▶ **Excerto do texto**
######

A propósito do que caracteriza de “peripécias relacionadas com as conclusões das alegações de recurso e dos custos que elas implicam para o sistema judiciário”, remata Miguel Teixeira de Sousa (Blog do IPPC, registo de 03-04-2020, consultado em https://blogippc.blogspot.com/2020/04/jurisprudencia-2019-210.html) que: “ninguém pode "atirar a primeira pedra":
-- A jurisprudência, porque, com decisões, de carácter puramente formal, que se recusaram a apreciar algumas questões suscitadas nos recursos com argumento de que não constavam das conclusões, os tribunais deram azo a que os advogados, segundo a conhecida "jurisprudência das cautelas", alargassem as conclusões muito para além do razoável;
-- A advocacia, porque os advogados continuam a não cumprir o que a lei impõe, que é -- lembre-se -- a indicação, de forma sintética, dos fundamentos por que se pede a alteração ou a anulação da decisão impugnada (art. 639.º, n.º 1, CPC)”.
A falta de alegações ou de conclusões não admite aperfeiçoamento e determina a liminar rejeição do recurso – cfr. artigo 641.º, n.º 2, al. b) do CPC – ou o seu não conhecimento pelo Tribunal de recurso – cfr. artigo 652.º, n.º 1, al. b) do CPC.
Revertendo estas considerações para o caso em apreço, verifica-se que a recorrente apresentou requerimento de interposição de recurso, que acompanhou de alegações, tendo terminado tais alegações com as conclusões supra transcritas.
Encontra-se expresso o requerimento de impugnação/revogação da decisão recorrida pelo Tribunal de recurso e, também, a razão sucinta da impugnação.
Por outro lado, decorre da previsão das alíneas a), b) e c) do n.º 2 do artigo 639.º do CPC que, versado o recurso matéria de direito, as conclusões devem, entre outras indicações, conter “as normas jurídicas violadas”, “o sentido com que, no entender do recorrente, as normas que constituem fundamento jurídico da decisão deviam ter sido interpretadas e aplicadas” e “invocando-se erro na determinação da norma aplicável, a norma jurídica que, no entendimento do recorrente, devia ter sido aplicada”.

######

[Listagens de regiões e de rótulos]
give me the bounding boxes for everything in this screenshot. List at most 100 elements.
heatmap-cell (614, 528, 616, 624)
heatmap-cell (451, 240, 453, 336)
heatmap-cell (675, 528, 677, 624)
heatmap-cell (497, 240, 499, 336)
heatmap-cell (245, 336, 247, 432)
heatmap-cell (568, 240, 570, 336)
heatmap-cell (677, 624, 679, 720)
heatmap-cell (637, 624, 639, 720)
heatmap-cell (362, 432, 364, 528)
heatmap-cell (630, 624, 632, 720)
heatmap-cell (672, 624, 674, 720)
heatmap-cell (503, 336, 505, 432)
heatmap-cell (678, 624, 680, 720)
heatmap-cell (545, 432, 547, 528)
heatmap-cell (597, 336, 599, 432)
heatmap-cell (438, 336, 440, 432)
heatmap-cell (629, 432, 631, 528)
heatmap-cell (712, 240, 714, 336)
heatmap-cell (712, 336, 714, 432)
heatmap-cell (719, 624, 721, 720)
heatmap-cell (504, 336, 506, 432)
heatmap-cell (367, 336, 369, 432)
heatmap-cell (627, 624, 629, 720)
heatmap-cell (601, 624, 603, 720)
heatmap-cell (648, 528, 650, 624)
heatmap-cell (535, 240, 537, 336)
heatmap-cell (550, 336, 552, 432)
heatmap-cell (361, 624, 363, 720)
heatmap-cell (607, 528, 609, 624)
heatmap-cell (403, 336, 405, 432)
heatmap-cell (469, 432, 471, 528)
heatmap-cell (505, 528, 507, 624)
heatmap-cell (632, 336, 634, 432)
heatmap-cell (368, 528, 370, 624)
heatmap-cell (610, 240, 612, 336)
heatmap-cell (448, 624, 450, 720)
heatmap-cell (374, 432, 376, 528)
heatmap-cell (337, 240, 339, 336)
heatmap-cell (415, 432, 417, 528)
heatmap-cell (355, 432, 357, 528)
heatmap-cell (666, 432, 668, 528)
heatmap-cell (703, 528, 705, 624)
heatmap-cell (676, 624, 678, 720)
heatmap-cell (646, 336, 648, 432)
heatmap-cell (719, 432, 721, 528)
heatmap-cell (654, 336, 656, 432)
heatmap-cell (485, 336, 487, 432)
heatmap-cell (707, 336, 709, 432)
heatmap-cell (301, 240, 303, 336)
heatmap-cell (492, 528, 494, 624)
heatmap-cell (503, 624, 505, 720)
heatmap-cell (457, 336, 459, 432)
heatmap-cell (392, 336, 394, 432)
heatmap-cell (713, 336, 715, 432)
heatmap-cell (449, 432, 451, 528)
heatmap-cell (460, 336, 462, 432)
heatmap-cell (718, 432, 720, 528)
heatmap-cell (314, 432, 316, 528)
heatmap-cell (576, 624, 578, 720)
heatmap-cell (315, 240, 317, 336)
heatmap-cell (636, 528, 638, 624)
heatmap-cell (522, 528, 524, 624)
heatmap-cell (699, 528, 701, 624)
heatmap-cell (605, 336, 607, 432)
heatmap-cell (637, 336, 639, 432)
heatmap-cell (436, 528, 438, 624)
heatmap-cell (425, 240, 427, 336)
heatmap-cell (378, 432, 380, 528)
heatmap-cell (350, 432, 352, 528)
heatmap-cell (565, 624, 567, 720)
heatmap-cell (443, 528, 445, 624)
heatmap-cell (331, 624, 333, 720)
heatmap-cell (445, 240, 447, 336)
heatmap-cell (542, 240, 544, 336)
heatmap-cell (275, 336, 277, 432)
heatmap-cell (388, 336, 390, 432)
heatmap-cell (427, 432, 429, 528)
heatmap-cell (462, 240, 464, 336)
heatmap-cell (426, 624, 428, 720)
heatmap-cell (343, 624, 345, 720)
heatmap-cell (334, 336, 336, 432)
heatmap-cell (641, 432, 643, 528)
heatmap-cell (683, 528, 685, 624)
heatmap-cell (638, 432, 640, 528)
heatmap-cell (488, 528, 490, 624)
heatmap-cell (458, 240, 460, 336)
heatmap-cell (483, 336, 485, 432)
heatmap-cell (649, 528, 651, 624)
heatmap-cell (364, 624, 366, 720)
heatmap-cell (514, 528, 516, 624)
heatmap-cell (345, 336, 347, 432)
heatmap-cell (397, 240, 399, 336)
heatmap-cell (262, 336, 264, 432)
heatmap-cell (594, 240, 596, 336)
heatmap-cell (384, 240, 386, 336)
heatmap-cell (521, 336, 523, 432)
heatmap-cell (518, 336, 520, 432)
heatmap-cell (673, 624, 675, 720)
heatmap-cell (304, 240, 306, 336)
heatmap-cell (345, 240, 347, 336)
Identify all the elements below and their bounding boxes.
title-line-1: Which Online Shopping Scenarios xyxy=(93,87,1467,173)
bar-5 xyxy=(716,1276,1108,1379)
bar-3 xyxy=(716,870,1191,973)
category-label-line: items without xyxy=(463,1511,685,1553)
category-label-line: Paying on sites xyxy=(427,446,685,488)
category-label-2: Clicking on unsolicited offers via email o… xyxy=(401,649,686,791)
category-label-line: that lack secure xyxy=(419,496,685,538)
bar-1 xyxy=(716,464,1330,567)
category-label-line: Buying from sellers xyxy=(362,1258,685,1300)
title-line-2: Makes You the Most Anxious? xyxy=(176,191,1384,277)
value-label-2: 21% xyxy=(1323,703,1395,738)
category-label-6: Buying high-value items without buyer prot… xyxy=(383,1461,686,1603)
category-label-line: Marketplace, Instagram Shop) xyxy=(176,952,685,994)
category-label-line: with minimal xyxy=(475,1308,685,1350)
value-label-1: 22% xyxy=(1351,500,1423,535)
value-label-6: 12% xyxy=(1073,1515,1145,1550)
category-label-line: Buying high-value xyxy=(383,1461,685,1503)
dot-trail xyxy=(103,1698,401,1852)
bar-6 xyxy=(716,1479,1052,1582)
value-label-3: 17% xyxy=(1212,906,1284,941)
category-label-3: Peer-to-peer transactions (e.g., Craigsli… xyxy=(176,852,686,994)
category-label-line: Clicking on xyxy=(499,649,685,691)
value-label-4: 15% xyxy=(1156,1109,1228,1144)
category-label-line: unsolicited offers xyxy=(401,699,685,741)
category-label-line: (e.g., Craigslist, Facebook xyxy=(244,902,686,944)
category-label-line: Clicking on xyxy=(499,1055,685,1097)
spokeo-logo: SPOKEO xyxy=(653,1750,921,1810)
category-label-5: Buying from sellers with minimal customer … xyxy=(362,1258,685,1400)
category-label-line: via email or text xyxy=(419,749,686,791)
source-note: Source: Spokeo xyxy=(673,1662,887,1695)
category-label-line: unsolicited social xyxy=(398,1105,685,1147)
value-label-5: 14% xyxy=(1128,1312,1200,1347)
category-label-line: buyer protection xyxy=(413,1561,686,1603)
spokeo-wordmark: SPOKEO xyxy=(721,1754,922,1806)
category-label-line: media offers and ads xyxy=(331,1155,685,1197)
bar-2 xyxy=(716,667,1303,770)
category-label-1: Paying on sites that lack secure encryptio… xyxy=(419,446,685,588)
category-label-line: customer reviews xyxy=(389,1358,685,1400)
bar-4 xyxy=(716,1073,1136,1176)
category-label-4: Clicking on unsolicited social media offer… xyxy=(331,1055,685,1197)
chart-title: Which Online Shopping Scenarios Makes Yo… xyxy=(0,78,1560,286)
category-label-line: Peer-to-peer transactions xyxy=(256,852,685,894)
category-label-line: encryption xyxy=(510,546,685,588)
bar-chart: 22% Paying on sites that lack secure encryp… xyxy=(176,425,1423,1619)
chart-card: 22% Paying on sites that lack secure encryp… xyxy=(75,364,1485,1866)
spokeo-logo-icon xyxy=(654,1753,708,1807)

######

▶ **Tarefa 1**
Transcreva do excerto sobre as conclusões das alegações de recurso o trecho que vai de "A falta de alegações" até "conclusões supra transcritas.", inclusive.
▶ **Tarefa 2**
Segundo o excerto sobre as conclusões das alegações de recurso, por que razão também a jurisprudência não pode "atirar a primeira pedra"? Responda em uma a três frases.
▶ **Tarefa 3**
Responda, com base no excerto sobre as conclusões das alegações de recurso:
(a) Que artigo do CPC impõe a indicação sintética dos fundamentos por que se pede a alteração ou a anulação da decisão impugnada?
(b) Que efeito tem a falta de alegações ou de conclusões?
(c) Com que peça a recorrente acompanhou o requerimento de interposição de recurso?

▶ **Resposta 1**
A falta de alegações ou de conclusões não admite aperfeiçoamento e determina a liminar rejeição do recurso – cfr. artigo 641.º, n.º 2, al. b) do CPC – ou o seu não conhecimento pelo Tribunal de recurso – cfr. artigo 652.º, n.º 1, al. b) do CPC.
Revertendo estas considerações para o caso em apreço, verifica-se que a recorrente apresentou requerimento de interposição de recurso, que acompanhou de alegações, tendo terminado tais alegações com as conclusões supra transcritas.

▶ **Resposta 2**
Os tribunais proferiram decisões de carácter puramente formal que se recusaram a apreciar questões suscitadas nos recursos, com o argumento de que não constavam das conclusões. Com isso, deram azo a que os advogados, segundo a "jurisprudência das cautelas", alargassem as conclusões muito para além do razoável.

▶ **Resposta 3**
(a) O art. 639.º, n.º 1, do CPC.
(b) Não admite aperfeiçoamento e determina a rejeição liminar do recurso (artigo 641.º, n.º 2, al. b) do CPC) ou o seu não conhecimento pelo Tribunal de recurso (artigo 652.º, n.º 1, al. b) do CPC).
(c) Com alegações, que terminaram com as conclusões.